Exercise directions
Copy out every line that contains "Januszkiewicz".

Available records

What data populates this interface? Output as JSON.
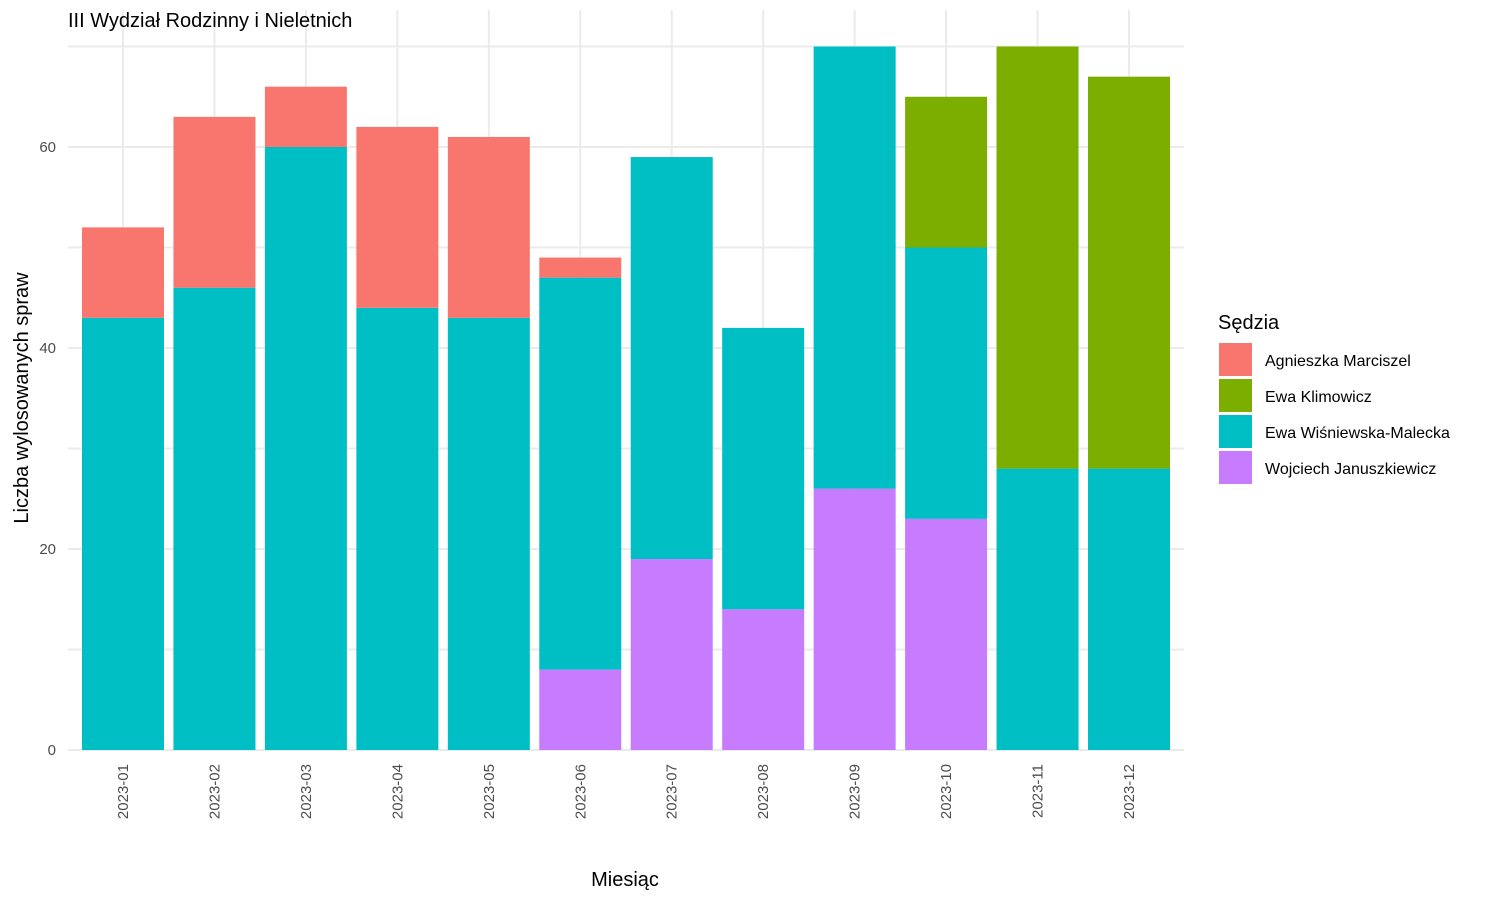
{
  "chart_data": {
    "type": "bar",
    "stacked": true,
    "title": "III Wydział Rodzinny i Nieletnich",
    "xlabel": "Miesiąc",
    "ylabel": "Liczba wylosowanych spraw",
    "ylim": [
      0,
      70
    ],
    "yticks": [
      0,
      20,
      40,
      60
    ],
    "grid": true,
    "legend_title": "Sędzia",
    "legend_position": "right",
    "categories": [
      "2023-01",
      "2023-02",
      "2023-03",
      "2023-04",
      "2023-05",
      "2023-06",
      "2023-07",
      "2023-08",
      "2023-09",
      "2023-10",
      "2023-11",
      "2023-12"
    ],
    "series": [
      {
        "name": "Agnieszka Marciszel",
        "color": "#F8766D",
        "values": [
          9,
          17,
          6,
          18,
          18,
          2,
          0,
          0,
          0,
          0,
          0,
          0
        ]
      },
      {
        "name": "Ewa Klimowicz",
        "color": "#7CAE00",
        "values": [
          0,
          0,
          0,
          0,
          0,
          0,
          0,
          0,
          0,
          15,
          42,
          39
        ]
      },
      {
        "name": "Ewa Wiśniewska-Malecka",
        "color": "#00BFC4",
        "values": [
          43,
          46,
          60,
          44,
          43,
          39,
          40,
          28,
          44,
          27,
          28,
          28
        ]
      },
      {
        "name": "Wojciech Januszkiewicz",
        "color": "#C77CFF",
        "values": [
          0,
          0,
          0,
          0,
          0,
          8,
          19,
          14,
          26,
          23,
          0,
          0
        ]
      }
    ],
    "stack_order_bottom_to_top": [
      "Wojciech Januszkiewicz",
      "Ewa Wiśniewska-Malecka",
      "Ewa Klimowicz",
      "Agnieszka Marciszel"
    ]
  }
}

Answer in full
        "name": "Wojciech Januszkiewicz",
      "Wojciech Januszkiewicz",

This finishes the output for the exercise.